===== Records to use

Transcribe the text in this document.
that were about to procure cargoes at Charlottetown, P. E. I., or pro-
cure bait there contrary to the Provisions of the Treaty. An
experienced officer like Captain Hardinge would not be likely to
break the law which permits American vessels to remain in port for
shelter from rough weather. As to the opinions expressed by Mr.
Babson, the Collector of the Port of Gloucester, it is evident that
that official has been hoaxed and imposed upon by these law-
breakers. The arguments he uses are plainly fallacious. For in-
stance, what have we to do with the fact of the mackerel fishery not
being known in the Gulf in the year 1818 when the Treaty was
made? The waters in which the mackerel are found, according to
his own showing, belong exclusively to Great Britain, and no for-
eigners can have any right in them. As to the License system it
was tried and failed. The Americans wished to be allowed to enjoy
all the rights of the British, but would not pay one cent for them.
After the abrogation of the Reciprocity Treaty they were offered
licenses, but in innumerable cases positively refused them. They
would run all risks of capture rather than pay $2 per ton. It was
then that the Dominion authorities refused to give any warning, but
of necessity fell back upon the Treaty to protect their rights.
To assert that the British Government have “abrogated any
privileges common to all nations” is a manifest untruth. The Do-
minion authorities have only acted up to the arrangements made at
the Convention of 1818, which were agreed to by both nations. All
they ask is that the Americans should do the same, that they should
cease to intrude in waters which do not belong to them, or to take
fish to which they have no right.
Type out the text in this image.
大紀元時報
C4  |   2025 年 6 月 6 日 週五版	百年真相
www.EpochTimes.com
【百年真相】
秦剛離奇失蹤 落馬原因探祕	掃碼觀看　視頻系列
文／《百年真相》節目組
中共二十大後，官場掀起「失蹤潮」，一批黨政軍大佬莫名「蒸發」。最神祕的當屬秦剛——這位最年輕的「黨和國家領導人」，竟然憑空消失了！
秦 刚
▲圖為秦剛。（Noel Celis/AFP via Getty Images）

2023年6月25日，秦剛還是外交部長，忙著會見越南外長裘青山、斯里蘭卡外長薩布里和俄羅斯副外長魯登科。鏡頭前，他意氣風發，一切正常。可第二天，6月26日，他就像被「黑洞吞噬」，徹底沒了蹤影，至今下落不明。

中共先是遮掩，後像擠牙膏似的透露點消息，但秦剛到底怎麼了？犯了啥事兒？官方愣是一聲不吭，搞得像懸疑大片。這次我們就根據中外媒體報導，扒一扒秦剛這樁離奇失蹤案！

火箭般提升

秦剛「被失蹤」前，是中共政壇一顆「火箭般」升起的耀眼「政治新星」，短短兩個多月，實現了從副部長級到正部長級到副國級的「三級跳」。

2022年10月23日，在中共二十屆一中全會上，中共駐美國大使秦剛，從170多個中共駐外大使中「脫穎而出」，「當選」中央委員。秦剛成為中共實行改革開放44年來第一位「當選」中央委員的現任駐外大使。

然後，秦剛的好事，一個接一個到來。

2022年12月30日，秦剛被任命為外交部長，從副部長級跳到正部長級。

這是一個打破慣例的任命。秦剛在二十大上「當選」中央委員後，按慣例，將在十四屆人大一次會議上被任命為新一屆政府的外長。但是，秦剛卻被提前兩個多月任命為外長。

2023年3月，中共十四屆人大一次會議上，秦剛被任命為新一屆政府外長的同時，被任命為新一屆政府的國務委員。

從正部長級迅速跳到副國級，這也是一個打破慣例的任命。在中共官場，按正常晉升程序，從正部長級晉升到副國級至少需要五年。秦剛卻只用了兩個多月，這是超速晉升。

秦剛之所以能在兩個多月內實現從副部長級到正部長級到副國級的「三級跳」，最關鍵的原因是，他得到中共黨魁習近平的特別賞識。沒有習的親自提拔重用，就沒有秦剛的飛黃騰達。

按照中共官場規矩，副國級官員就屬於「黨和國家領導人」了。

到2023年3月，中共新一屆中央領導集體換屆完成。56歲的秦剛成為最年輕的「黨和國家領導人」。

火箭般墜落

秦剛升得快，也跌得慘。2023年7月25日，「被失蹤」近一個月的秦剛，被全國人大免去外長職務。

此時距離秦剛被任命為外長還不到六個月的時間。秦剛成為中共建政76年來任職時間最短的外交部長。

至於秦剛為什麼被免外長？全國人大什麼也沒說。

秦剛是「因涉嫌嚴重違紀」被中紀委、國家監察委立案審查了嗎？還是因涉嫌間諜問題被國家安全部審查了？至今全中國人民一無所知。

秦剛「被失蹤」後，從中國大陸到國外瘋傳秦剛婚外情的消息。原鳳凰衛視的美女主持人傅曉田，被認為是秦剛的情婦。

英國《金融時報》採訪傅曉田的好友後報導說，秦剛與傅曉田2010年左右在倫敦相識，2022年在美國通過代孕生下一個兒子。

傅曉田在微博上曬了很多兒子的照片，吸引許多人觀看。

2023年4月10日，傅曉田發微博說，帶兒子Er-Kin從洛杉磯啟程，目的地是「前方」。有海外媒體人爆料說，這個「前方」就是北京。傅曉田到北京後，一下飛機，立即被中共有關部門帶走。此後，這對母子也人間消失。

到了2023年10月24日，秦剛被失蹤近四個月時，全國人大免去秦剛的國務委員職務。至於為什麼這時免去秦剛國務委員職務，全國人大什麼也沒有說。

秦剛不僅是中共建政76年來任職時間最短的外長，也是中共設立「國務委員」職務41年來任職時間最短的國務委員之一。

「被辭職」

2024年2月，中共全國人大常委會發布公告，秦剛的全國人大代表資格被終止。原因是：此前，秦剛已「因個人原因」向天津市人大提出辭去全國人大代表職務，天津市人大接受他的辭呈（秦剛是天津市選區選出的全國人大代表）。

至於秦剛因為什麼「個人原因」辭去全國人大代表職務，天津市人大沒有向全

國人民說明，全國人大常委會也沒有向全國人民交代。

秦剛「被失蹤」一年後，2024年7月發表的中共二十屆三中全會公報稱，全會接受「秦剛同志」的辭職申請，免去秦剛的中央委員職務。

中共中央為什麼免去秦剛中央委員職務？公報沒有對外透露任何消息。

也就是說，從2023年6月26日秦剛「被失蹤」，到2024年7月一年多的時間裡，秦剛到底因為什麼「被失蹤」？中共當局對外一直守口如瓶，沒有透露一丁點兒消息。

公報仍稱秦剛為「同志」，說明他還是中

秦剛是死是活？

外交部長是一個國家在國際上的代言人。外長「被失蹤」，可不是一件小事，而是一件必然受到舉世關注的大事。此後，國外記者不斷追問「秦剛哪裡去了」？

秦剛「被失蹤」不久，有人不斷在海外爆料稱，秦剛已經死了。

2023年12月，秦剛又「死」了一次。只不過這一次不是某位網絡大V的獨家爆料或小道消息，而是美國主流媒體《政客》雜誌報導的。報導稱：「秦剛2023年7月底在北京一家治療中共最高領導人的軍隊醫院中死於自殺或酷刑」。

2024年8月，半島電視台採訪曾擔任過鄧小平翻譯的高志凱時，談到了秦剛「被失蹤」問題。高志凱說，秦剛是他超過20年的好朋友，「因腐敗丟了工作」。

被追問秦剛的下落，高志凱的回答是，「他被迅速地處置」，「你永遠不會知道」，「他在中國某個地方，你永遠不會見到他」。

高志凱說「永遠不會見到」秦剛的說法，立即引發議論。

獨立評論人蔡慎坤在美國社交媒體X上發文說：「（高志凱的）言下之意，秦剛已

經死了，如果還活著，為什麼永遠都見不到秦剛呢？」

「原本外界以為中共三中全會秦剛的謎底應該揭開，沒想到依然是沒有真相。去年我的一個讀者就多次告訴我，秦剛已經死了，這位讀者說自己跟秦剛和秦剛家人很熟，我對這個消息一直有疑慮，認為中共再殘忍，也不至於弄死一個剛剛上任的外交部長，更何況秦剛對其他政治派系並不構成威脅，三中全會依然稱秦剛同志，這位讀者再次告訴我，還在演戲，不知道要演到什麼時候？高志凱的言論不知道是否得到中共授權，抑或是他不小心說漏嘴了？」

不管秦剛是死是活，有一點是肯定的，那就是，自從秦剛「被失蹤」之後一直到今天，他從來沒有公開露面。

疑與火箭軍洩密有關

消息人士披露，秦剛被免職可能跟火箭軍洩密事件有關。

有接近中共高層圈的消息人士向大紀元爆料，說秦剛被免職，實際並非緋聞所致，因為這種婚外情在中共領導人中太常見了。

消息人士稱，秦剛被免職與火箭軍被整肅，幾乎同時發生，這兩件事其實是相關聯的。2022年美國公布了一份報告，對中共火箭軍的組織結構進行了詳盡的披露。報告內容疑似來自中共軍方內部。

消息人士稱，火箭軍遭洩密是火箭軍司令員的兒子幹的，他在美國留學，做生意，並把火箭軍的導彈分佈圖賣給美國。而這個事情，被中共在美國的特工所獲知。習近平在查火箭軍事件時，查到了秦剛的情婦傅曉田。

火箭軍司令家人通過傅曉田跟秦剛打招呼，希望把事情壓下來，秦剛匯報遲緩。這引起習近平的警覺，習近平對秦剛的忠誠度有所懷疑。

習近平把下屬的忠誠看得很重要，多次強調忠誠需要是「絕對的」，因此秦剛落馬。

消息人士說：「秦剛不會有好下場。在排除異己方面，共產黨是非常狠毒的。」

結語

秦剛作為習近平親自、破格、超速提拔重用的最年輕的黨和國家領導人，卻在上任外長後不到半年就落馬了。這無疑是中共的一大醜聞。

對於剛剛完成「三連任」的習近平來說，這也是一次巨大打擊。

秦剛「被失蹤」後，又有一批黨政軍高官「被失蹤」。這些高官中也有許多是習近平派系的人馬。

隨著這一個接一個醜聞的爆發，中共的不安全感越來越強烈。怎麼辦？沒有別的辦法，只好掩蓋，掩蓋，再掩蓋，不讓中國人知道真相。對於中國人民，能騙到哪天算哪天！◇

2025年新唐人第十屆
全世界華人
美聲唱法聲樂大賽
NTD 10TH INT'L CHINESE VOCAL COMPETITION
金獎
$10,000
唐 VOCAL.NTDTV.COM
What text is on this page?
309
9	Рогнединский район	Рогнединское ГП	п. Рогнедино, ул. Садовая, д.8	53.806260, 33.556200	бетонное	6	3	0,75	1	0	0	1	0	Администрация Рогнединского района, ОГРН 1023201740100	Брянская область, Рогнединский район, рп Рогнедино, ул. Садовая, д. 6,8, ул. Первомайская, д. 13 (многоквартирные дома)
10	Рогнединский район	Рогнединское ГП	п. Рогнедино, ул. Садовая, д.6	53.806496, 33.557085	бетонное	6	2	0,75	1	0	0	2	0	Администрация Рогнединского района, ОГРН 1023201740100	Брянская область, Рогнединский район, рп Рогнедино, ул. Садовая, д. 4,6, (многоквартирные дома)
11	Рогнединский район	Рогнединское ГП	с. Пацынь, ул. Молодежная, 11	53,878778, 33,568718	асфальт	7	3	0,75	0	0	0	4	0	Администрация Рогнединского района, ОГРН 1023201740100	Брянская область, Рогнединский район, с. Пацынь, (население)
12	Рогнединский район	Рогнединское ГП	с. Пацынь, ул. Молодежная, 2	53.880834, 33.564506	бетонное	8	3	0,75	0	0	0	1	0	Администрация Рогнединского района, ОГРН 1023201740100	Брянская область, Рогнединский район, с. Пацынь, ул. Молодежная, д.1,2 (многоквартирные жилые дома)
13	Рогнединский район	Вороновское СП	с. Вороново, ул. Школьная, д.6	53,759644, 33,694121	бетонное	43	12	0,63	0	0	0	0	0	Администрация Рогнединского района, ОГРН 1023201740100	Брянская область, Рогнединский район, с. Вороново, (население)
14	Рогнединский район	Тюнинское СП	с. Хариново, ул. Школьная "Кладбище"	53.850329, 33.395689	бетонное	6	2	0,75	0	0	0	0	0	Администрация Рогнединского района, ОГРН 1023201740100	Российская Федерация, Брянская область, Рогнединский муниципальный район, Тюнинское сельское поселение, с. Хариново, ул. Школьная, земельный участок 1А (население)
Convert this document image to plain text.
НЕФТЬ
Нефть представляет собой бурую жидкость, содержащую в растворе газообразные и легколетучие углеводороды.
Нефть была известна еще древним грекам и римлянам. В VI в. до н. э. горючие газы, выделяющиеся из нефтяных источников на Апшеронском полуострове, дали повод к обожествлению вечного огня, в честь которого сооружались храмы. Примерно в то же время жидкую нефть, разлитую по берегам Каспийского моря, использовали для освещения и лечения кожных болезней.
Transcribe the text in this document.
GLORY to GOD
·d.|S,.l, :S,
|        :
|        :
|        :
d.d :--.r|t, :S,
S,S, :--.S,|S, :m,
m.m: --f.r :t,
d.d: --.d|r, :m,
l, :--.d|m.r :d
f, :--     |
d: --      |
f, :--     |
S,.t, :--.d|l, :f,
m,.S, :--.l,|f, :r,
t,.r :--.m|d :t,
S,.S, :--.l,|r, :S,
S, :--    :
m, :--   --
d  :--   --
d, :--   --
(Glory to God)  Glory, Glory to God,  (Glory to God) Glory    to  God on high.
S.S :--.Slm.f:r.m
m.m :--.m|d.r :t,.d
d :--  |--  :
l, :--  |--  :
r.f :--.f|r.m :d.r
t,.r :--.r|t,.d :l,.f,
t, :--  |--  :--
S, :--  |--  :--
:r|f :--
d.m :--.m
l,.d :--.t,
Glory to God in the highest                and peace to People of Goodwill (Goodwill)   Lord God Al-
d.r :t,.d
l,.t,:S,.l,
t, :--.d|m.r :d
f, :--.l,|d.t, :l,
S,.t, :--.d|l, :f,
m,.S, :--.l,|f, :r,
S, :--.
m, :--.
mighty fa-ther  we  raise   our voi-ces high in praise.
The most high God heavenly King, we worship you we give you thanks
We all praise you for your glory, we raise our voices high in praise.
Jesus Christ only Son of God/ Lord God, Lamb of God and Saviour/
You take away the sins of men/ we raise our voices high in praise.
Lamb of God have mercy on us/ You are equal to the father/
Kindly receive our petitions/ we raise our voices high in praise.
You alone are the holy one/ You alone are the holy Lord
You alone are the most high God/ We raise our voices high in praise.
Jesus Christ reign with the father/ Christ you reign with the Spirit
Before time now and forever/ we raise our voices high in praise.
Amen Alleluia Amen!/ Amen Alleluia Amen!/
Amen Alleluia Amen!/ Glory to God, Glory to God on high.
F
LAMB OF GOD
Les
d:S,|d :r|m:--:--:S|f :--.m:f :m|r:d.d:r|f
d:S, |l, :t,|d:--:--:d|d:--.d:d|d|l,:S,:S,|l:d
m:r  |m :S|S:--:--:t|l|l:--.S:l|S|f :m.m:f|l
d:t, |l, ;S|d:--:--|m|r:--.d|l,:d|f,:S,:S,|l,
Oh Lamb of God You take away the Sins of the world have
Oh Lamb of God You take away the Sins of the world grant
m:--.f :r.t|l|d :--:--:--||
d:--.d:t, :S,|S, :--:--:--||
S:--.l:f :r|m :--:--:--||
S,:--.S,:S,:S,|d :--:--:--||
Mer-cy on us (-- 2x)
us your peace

==========

Aim:
Read the entries and select each line where the word "would" is found.

Solution to this exercise:
experienced officer like Captain Hardinge would not be likely to
all the rights of the British, but would not pay one cent for them.
would run all risks of capture rather than pay $2 per ton. It was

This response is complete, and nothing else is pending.